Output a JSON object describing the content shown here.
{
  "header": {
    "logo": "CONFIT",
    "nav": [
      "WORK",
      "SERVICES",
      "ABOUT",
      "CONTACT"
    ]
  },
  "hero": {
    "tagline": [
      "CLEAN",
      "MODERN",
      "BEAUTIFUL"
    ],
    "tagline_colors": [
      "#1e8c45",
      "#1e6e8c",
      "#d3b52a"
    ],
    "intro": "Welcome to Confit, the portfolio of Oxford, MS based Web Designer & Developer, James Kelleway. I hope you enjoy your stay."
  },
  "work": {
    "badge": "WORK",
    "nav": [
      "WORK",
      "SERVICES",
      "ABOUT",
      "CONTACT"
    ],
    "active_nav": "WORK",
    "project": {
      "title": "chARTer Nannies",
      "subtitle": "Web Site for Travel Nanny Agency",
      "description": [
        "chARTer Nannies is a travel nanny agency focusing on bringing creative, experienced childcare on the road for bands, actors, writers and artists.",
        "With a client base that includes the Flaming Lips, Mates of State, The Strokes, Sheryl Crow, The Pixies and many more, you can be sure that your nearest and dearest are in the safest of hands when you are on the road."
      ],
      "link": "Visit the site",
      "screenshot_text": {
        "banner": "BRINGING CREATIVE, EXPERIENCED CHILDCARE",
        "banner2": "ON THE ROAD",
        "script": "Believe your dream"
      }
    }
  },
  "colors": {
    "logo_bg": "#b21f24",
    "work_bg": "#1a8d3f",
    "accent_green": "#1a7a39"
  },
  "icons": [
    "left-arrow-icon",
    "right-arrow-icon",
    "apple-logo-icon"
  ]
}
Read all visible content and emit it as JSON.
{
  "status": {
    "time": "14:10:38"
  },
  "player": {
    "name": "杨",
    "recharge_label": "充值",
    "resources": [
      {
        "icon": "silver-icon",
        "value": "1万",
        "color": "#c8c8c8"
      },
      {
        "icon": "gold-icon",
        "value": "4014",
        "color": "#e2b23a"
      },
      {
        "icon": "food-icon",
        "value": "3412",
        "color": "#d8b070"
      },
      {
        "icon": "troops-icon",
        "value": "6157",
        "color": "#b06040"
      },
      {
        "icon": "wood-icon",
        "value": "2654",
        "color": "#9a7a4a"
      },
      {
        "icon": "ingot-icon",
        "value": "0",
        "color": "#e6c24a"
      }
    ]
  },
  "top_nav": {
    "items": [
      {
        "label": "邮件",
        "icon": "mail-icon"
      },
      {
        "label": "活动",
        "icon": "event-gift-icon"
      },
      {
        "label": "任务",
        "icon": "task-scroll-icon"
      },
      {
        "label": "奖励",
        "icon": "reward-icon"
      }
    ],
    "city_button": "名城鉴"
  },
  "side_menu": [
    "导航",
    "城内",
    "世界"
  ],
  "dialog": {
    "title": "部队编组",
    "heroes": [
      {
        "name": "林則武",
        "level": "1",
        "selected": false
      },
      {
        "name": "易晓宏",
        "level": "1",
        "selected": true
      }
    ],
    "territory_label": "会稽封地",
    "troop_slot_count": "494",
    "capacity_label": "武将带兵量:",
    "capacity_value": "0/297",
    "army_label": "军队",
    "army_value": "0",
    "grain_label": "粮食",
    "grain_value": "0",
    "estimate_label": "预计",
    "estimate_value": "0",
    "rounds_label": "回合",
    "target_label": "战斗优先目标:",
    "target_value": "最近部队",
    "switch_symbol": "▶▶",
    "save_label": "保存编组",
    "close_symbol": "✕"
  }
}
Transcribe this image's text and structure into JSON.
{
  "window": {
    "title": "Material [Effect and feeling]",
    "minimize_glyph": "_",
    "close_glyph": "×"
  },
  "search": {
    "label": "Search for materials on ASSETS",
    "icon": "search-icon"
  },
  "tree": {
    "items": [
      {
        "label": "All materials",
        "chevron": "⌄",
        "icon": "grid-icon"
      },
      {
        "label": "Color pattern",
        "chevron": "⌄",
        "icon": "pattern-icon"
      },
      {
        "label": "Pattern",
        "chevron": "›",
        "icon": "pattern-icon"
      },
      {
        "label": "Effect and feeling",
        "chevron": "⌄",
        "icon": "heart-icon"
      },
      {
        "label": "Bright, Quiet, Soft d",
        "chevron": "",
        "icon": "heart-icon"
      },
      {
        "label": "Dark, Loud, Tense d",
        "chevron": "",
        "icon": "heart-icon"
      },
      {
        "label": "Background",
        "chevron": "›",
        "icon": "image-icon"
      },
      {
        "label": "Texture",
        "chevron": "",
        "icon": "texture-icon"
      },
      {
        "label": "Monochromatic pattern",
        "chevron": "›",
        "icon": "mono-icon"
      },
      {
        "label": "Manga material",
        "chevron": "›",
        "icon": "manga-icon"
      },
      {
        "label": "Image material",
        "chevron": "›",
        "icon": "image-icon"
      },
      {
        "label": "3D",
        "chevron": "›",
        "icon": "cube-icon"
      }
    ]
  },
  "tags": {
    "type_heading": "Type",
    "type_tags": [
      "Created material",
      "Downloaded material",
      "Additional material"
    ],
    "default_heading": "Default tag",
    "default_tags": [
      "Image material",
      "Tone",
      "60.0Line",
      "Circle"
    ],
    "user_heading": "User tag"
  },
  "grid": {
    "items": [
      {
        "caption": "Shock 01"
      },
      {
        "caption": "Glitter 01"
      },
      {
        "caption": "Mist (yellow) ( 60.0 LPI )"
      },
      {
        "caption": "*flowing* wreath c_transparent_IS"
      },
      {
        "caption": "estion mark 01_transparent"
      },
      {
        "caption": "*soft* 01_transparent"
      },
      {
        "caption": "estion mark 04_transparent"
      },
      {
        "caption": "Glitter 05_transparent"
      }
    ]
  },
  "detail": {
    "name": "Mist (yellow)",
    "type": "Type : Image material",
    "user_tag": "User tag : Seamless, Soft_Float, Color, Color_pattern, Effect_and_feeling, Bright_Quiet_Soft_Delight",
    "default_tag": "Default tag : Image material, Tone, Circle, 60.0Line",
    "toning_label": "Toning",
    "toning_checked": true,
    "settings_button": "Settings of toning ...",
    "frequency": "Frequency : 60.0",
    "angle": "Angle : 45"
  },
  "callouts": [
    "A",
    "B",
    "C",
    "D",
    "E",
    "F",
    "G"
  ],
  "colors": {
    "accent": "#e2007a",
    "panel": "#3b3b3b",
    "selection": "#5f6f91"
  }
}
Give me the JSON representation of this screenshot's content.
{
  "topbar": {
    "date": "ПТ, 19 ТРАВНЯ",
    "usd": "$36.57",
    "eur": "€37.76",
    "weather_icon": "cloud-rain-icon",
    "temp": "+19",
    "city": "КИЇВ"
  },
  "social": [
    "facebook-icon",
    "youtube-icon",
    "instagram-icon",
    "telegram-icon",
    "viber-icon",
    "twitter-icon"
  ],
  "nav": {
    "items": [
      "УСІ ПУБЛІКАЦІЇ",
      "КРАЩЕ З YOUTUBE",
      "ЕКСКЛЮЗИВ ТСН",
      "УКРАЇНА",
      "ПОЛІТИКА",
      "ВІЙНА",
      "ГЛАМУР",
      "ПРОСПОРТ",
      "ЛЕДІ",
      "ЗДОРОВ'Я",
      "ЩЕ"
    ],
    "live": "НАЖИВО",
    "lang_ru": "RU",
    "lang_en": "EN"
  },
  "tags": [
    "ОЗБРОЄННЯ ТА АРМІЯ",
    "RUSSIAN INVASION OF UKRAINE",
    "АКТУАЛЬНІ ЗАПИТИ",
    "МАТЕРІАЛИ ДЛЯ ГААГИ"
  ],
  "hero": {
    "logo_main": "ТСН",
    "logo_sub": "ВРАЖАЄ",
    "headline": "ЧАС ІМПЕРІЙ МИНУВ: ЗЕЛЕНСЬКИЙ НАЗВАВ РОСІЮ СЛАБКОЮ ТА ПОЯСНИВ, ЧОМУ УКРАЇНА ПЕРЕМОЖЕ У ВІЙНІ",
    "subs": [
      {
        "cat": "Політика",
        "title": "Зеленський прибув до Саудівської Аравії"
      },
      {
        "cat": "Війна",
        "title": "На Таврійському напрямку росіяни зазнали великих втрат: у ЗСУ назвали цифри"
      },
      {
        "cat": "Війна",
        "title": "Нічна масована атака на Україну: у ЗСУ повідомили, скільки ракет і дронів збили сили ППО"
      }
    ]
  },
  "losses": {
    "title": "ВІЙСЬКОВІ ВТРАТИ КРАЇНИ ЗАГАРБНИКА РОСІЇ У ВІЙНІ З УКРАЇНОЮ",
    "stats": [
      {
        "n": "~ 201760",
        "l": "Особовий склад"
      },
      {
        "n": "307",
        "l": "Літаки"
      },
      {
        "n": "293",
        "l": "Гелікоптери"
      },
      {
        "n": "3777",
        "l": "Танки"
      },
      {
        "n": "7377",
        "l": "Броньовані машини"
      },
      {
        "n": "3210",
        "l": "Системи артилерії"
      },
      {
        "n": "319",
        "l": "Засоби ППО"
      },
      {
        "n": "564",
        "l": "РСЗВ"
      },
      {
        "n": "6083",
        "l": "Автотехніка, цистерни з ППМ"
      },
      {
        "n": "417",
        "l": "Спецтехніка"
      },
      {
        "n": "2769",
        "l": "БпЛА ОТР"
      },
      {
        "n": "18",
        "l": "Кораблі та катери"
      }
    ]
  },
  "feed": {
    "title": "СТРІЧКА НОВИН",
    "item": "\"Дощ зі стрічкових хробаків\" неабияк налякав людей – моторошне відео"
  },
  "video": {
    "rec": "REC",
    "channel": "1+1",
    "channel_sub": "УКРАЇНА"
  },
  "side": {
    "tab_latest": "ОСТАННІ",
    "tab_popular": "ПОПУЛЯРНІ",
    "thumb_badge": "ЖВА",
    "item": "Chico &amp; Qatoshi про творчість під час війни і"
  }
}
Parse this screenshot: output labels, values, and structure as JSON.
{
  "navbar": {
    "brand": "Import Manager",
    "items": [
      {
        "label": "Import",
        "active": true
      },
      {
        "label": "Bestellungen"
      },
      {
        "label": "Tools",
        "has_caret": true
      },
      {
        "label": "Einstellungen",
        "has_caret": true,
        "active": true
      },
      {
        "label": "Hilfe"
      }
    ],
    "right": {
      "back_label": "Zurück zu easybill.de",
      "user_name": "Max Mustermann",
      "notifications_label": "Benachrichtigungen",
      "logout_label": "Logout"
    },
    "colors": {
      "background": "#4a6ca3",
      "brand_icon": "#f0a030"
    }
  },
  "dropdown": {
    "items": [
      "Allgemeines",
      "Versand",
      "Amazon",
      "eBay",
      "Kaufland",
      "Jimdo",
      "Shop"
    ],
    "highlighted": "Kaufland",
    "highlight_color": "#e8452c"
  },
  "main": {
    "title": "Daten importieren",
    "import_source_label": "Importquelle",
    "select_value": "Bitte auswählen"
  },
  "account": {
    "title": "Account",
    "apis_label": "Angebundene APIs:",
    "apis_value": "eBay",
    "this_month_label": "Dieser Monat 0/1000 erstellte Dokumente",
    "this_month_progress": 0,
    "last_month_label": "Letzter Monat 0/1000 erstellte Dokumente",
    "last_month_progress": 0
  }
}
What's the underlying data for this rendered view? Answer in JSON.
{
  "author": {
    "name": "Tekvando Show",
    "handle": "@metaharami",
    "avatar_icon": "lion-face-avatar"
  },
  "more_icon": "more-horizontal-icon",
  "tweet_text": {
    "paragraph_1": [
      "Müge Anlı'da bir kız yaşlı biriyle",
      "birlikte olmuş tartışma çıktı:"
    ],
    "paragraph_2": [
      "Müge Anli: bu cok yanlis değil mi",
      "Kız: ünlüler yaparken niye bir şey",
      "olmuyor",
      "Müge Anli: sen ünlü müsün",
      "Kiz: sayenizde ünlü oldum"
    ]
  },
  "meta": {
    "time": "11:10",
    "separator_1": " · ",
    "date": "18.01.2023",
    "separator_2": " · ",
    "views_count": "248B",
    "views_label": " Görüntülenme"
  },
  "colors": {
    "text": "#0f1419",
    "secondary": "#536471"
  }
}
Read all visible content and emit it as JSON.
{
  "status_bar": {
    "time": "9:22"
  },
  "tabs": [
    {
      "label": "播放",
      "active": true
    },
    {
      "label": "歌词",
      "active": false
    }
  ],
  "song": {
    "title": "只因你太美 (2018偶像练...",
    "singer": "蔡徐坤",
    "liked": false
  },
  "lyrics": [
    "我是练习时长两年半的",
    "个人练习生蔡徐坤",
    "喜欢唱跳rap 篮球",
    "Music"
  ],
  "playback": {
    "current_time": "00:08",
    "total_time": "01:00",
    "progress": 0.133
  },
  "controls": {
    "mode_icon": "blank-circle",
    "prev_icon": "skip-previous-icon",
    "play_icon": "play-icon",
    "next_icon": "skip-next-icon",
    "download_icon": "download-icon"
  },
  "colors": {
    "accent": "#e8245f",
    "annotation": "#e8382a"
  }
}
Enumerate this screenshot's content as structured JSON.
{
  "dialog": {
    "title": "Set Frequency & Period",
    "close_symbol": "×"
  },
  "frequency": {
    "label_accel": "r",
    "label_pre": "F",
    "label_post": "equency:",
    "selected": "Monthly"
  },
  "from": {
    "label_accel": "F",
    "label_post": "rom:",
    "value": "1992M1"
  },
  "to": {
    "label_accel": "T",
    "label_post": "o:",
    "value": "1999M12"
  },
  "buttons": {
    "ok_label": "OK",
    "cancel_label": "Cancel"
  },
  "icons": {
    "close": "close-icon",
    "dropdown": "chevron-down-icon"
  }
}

════════════════

_Stated task_.
Pick out the lines above that hold the string "skip" and show them.

_Correct output_.
    "prev_icon": "skip-previous-icon",
    "next_icon": "skip-next-icon",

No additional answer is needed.